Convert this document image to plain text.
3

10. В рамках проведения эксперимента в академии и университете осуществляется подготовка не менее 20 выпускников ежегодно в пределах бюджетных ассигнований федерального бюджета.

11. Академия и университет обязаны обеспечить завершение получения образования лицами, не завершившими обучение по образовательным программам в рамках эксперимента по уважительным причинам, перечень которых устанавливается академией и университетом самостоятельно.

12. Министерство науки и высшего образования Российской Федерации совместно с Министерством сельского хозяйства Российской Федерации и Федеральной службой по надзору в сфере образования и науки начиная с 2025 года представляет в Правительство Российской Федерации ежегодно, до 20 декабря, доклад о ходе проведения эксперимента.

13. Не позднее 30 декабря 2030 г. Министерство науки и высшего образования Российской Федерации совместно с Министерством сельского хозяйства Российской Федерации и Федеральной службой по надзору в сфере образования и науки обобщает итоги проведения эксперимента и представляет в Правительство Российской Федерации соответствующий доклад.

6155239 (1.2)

★ ★ ★ ★

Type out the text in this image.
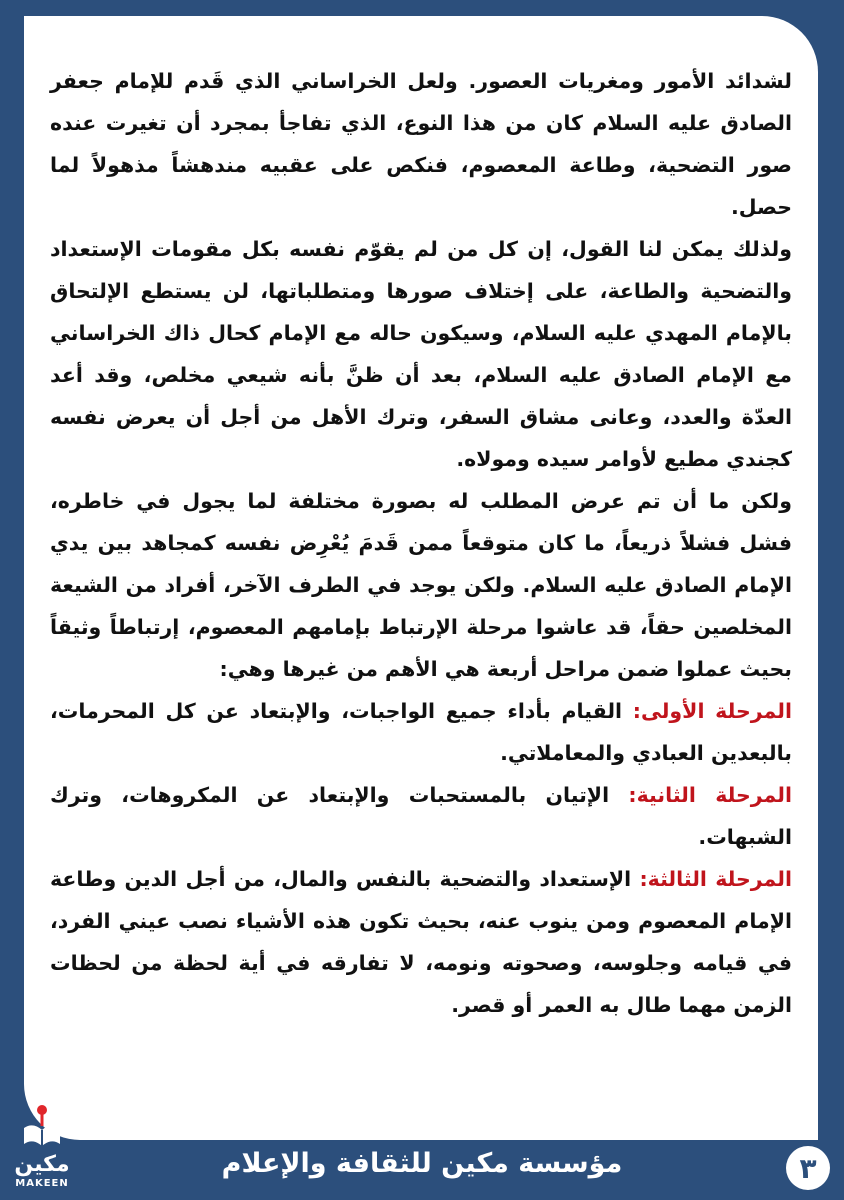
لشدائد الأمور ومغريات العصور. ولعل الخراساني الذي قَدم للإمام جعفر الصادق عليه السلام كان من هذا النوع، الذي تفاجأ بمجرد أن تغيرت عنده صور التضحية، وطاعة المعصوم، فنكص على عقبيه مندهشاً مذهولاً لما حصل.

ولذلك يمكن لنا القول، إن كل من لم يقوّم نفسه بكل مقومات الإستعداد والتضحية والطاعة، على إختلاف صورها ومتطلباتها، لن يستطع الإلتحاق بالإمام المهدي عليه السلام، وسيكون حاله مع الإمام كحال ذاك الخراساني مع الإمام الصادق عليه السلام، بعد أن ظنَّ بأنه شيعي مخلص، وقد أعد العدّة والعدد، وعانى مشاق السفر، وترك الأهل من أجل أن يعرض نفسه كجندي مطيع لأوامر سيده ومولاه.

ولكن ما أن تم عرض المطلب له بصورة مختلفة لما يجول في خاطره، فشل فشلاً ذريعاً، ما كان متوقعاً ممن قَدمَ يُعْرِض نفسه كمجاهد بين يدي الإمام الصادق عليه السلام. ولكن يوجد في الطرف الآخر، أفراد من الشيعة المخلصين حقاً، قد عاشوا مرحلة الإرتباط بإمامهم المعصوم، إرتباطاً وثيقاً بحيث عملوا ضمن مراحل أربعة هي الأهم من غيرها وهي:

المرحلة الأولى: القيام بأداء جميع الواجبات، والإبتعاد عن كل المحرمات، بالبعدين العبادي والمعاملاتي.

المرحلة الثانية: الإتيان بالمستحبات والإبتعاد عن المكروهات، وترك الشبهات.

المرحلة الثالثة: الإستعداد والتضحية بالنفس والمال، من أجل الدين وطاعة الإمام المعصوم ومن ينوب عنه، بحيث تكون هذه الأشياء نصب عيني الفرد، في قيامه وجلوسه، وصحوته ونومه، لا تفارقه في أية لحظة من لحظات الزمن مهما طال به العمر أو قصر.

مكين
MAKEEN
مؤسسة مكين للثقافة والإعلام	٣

★ ★ ★ ★

Problem to solve: Using the listing, copy every line where the word "والإبتعاد" shows up.

Exercise response:
المرحلة الأولى: القيام بأداء جميع الواجبات، والإبتعاد عن كل المحرمات، بالبعدين العبادي والمعاملاتي.
المرحلة الثانية: الإتيان بالمستحبات والإبتعاد عن المكروهات، وترك الشبهات.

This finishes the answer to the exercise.